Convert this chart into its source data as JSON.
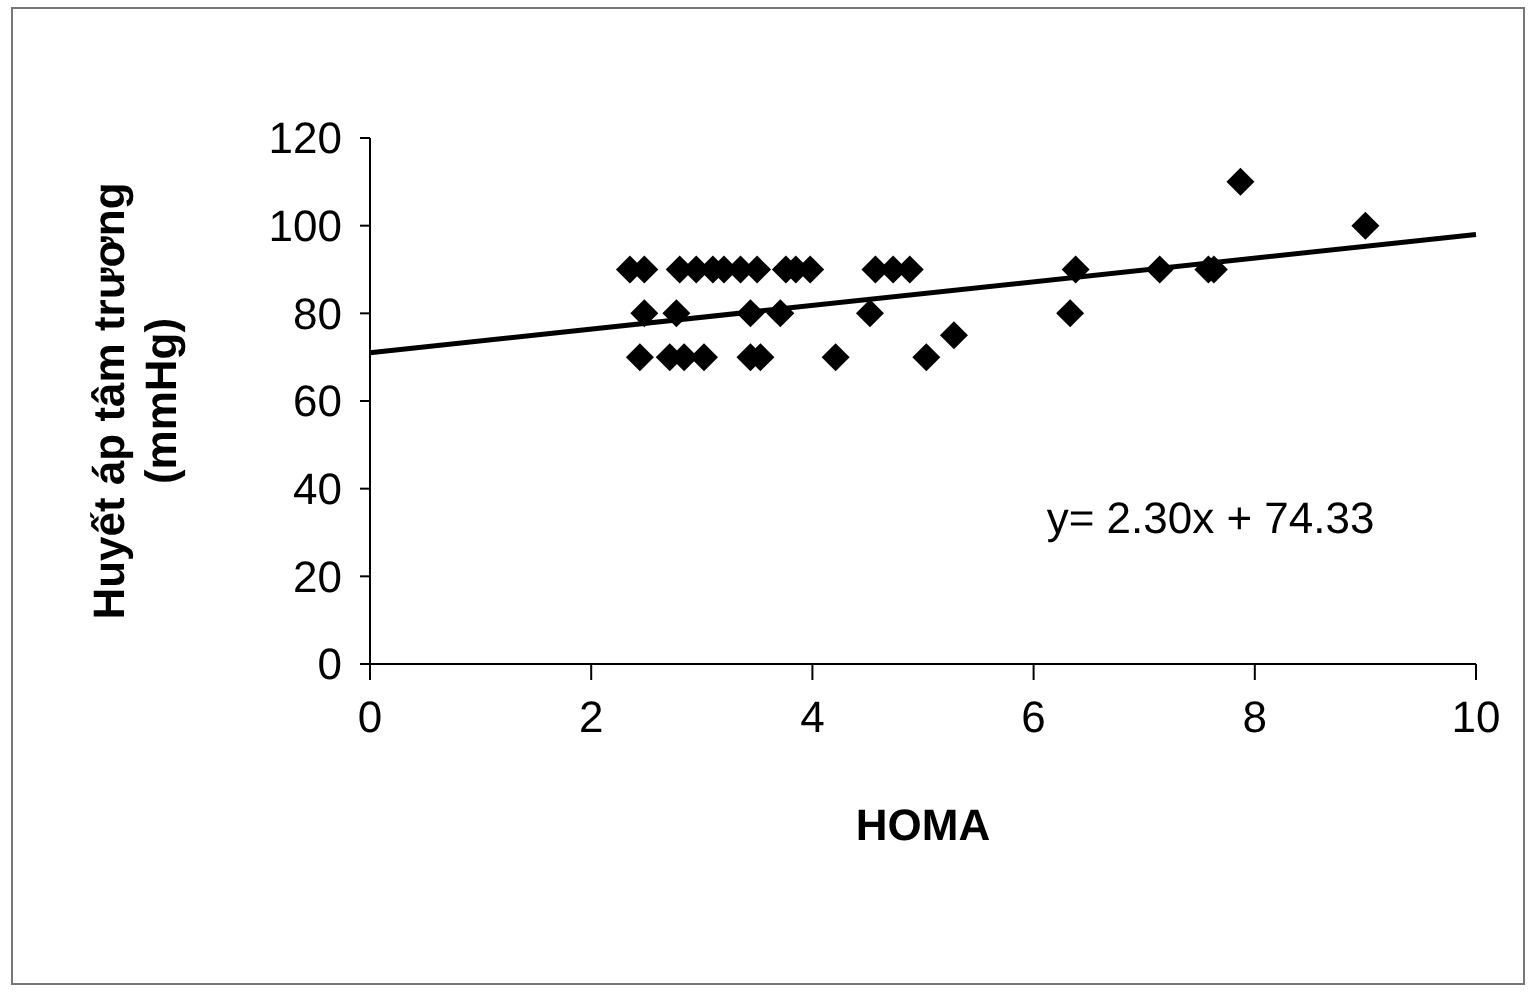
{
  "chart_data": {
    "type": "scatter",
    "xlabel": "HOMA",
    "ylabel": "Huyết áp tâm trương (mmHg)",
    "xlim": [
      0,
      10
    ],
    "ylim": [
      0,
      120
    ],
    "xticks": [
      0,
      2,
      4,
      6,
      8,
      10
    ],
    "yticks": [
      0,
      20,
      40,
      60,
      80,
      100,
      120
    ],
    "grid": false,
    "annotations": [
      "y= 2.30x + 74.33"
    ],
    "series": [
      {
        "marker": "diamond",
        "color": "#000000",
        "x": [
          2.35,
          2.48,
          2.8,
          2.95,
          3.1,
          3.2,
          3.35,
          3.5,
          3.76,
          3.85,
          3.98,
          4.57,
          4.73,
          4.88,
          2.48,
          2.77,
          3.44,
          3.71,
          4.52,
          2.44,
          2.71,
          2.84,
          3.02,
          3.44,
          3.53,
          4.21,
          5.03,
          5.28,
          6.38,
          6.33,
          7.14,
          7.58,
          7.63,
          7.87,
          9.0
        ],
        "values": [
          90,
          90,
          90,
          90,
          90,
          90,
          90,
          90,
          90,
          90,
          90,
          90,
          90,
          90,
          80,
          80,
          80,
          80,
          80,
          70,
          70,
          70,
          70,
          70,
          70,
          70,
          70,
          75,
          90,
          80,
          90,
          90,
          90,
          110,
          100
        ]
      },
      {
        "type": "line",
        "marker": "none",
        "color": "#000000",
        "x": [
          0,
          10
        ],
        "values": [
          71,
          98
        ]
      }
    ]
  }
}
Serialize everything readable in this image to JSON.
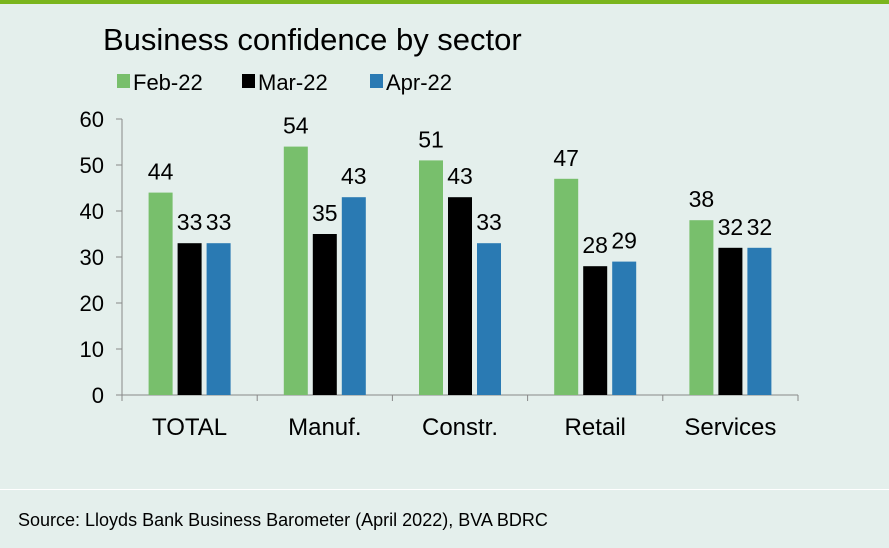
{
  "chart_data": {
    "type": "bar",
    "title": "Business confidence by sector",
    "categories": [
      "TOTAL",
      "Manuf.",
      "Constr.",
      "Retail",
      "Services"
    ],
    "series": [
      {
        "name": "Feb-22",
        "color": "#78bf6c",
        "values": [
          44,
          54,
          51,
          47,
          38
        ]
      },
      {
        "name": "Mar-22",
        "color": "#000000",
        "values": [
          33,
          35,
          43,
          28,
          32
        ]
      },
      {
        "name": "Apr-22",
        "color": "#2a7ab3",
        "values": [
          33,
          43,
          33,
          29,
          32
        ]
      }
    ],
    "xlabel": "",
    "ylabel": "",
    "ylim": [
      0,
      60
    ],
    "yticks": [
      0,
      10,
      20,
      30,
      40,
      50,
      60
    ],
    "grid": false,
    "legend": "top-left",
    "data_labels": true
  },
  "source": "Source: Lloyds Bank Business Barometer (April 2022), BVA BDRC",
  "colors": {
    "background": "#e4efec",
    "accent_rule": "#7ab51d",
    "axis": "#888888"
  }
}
· · · · ·
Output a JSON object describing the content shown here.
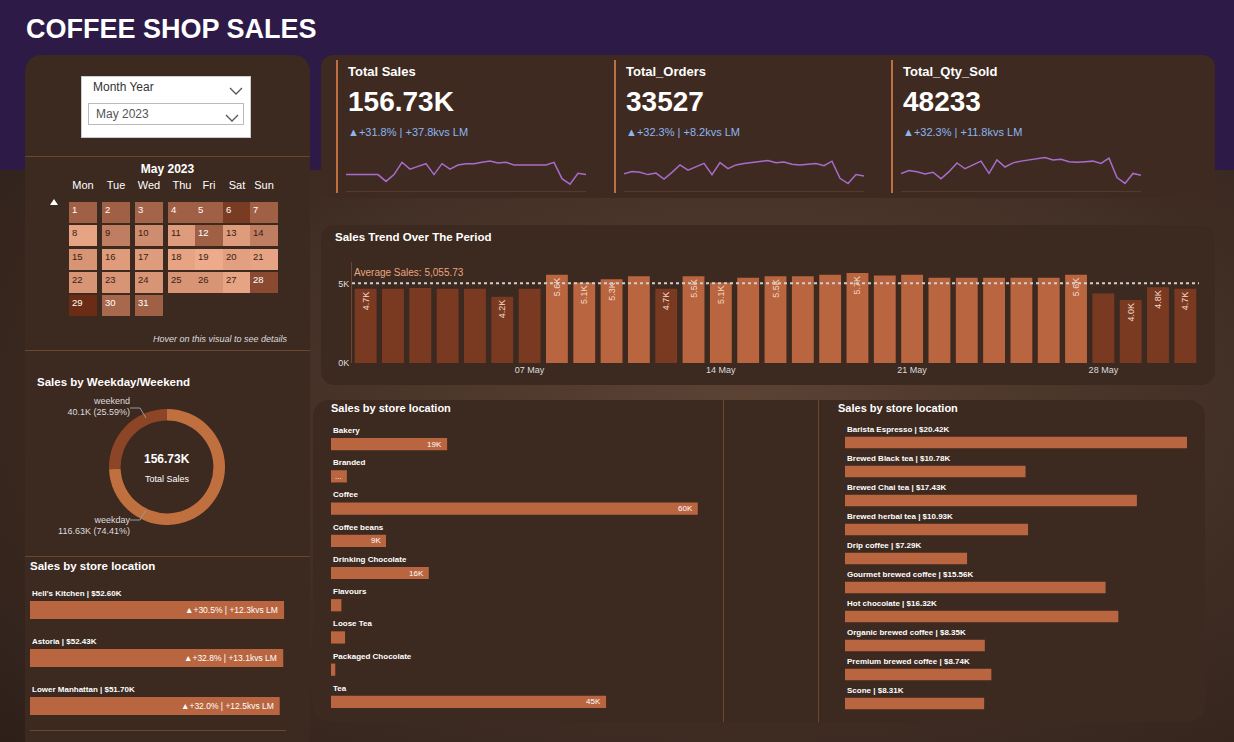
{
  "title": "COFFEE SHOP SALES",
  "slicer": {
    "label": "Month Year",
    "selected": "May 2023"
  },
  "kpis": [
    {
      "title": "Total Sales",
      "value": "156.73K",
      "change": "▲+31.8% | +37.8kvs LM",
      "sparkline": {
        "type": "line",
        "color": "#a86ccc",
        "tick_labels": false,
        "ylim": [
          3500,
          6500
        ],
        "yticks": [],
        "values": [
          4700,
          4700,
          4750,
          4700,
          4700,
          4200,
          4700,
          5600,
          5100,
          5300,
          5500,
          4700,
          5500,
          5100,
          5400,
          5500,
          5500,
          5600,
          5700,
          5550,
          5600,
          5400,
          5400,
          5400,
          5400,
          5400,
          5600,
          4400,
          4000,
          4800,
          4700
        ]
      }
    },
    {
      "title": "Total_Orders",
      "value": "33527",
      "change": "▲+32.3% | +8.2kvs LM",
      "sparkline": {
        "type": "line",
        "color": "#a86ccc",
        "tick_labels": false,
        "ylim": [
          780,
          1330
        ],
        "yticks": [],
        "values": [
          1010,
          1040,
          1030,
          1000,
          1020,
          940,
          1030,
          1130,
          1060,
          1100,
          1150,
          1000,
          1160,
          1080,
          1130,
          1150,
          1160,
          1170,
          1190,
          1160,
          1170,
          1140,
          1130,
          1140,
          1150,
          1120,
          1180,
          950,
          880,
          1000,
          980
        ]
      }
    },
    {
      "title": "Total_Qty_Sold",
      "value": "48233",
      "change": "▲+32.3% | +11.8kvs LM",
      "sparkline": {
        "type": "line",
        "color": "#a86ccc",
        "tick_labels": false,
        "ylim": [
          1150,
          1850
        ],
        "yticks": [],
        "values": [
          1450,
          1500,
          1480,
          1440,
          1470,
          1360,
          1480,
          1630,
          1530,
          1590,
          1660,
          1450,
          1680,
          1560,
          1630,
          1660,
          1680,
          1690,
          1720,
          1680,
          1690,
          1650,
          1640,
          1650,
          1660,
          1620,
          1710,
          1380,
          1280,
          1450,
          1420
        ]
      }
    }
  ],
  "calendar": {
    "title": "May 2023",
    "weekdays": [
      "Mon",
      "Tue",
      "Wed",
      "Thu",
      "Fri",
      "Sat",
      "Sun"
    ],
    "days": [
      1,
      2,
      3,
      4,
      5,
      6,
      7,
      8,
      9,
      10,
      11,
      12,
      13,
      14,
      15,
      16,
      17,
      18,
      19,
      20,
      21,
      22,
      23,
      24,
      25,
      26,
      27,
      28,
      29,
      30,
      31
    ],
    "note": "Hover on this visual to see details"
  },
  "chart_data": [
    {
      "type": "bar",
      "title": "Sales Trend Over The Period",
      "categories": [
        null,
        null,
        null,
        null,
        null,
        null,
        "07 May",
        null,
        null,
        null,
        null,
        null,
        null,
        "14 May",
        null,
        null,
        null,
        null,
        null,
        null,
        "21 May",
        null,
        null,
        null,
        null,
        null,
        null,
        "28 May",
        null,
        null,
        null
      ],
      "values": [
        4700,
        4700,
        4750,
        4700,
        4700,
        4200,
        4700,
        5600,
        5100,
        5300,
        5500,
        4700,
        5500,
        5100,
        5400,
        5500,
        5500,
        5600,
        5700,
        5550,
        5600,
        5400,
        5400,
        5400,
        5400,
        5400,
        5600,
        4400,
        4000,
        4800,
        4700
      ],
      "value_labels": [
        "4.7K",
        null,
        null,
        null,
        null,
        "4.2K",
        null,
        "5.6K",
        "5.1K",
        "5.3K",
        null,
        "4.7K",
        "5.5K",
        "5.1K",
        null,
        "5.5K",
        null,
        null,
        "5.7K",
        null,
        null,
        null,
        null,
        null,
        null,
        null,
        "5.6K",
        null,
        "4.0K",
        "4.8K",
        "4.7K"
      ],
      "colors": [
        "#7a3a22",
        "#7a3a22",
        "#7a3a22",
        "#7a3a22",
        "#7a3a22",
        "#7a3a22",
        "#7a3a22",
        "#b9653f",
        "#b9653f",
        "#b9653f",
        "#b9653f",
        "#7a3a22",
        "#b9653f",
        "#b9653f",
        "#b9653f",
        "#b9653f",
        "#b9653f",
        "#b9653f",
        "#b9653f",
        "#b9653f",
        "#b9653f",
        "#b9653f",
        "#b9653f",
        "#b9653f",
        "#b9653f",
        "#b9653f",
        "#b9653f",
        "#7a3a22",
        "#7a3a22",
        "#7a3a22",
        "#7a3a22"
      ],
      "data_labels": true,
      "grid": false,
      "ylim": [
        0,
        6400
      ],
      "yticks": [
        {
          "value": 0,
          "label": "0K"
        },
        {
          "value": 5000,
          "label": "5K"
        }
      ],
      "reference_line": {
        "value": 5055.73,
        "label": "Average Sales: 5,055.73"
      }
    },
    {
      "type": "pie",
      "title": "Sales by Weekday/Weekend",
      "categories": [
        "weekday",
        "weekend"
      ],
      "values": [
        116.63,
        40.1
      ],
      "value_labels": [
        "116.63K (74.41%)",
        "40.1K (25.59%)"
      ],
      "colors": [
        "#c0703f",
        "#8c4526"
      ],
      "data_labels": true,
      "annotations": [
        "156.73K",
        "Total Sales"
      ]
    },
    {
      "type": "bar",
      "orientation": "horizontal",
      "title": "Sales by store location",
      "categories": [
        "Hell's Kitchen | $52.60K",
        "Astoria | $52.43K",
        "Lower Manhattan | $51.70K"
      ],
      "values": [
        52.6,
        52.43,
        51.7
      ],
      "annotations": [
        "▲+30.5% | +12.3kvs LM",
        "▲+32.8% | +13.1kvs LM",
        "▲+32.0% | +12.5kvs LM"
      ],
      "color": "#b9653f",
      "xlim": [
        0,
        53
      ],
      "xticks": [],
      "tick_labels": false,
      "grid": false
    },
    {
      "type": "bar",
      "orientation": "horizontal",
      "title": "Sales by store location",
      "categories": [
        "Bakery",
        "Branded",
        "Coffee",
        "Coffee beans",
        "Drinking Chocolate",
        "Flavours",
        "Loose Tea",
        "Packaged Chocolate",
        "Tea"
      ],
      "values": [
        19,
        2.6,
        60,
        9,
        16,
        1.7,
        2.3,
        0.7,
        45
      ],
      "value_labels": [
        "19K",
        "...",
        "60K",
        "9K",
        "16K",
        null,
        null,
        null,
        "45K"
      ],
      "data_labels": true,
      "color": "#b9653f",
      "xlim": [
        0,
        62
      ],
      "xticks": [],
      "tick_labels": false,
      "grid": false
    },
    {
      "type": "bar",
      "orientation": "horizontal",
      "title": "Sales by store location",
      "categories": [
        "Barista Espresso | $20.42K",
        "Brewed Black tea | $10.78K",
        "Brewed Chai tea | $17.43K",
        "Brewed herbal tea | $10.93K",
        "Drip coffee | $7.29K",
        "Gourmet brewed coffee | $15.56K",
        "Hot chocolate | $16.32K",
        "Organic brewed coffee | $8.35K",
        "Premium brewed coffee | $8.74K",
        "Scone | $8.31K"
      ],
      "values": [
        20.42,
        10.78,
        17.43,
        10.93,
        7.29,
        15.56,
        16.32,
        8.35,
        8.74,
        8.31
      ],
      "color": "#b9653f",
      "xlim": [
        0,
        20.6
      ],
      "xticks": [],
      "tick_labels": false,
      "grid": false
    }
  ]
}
· · · · ·
**YOUR TASK**. Pick out every line with the string "this" and copy it.

**EXERCISE ANSWER**.
Convert this chart into its source data as JSON.
Serialize everything readable in this image to JSON.
    "note": "Hover on this visual to see details"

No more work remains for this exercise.